**Problem to solve**. Return all of the data exactly as written, without the pictures.

(Figure data in JSON)
★ ★ ★ ★ ★ ★ ★

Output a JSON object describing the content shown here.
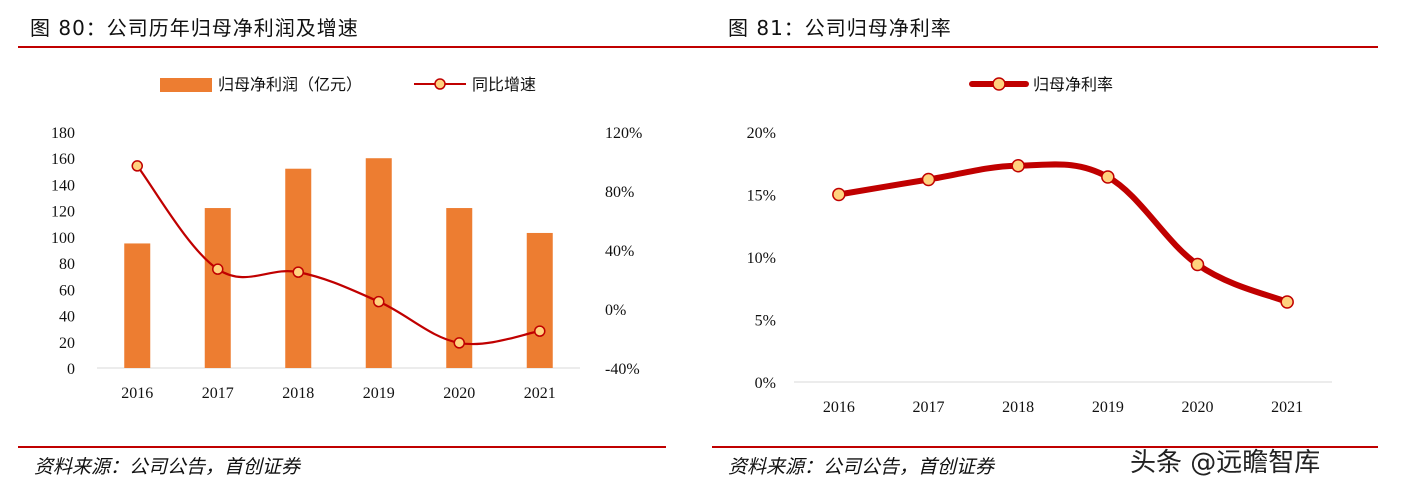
{
  "left_panel": {
    "title": "图 80：公司历年归母净利润及增速",
    "source": "资料来源：公司公告，首创证券"
  },
  "right_panel": {
    "title": "图 81：公司归母净利率",
    "source": "资料来源：公司公告，首创证券"
  },
  "watermark": "头条 @远瞻智库",
  "colors": {
    "bar": "#ed7d31",
    "line": "#c00000",
    "marker_fill": "#ffd27f",
    "rule": "#c00000"
  },
  "chart_data": [
    {
      "type": "bar",
      "categories": [
        "2016",
        "2017",
        "2018",
        "2019",
        "2020",
        "2021"
      ],
      "series": [
        {
          "name": "归母净利润（亿元）",
          "type": "bar",
          "axis": "left",
          "values": [
            95,
            122,
            152,
            160,
            122,
            103
          ]
        },
        {
          "name": "同比增速",
          "type": "line",
          "axis": "right",
          "values": [
            97,
            27,
            25,
            5,
            -23,
            -15
          ]
        }
      ],
      "ylim": [
        0,
        180
      ],
      "yticks": [
        "0",
        "20",
        "40",
        "60",
        "80",
        "100",
        "120",
        "140",
        "160",
        "180"
      ],
      "y2lim": [
        -40,
        120
      ],
      "y2ticks": [
        "-40%",
        "0%",
        "40%",
        "80%",
        "120%"
      ],
      "legend": "top",
      "grid": false
    },
    {
      "type": "line",
      "categories": [
        "2016",
        "2017",
        "2018",
        "2019",
        "2020",
        "2021"
      ],
      "series": [
        {
          "name": "归母净利率",
          "values": [
            15.0,
            16.2,
            17.3,
            16.4,
            9.4,
            6.4
          ]
        }
      ],
      "ylim": [
        0,
        20
      ],
      "yticks": [
        "0%",
        "5%",
        "10%",
        "15%",
        "20%"
      ],
      "legend": "top",
      "grid": false
    }
  ]
}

★ ★ ★ ★ ★ ★ ★

**Answer for this exercise**.
Output a JSON object describing the content shown here.
{
  "left_panel": {
    "title": "图 80：公司历年归母净利润及增速",
    "source": "资料来源：公司公告，首创证券"
  },
  "right_panel": {
    "title": "图 81：公司归母净利率",
    "source": "资料来源：公司公告，首创证券"
  },
  "watermark": "头条 @远瞻智库",
  "colors": {
    "bar": "#ed7d31",
    "line": "#c00000",
    "marker_fill": "#ffd27f",
    "rule": "#c00000"
  },
  "chart_data": [
    {
      "type": "bar",
      "categories": [
        "2016",
        "2017",
        "2018",
        "2019",
        "2020",
        "2021"
      ],
      "series": [
        {
          "name": "归母净利润（亿元）",
          "type": "bar",
          "axis": "left",
          "values": [
            95,
            122,
            152,
            160,
            122,
            103
          ]
        },
        {
          "name": "同比增速",
          "type": "line",
          "axis": "right",
          "values": [
            97,
            27,
            25,
            5,
            -23,
            -15
          ]
        }
      ],
      "ylim": [
        0,
        180
      ],
      "yticks": [
        "0",
        "20",
        "40",
        "60",
        "80",
        "100",
        "120",
        "140",
        "160",
        "180"
      ],
      "y2lim": [
        -40,
        120
      ],
      "y2ticks": [
        "-40%",
        "0%",
        "40%",
        "80%",
        "120%"
      ],
      "legend": "top",
      "grid": false
    },
    {
      "type": "line",
      "categories": [
        "2016",
        "2017",
        "2018",
        "2019",
        "2020",
        "2021"
      ],
      "series": [
        {
          "name": "归母净利率",
          "values": [
            15.0,
            16.2,
            17.3,
            16.4,
            9.4,
            6.4
          ]
        }
      ],
      "ylim": [
        0,
        20
      ],
      "yticks": [
        "0%",
        "5%",
        "10%",
        "15%",
        "20%"
      ],
      "legend": "top",
      "grid": false
    }
  ]
}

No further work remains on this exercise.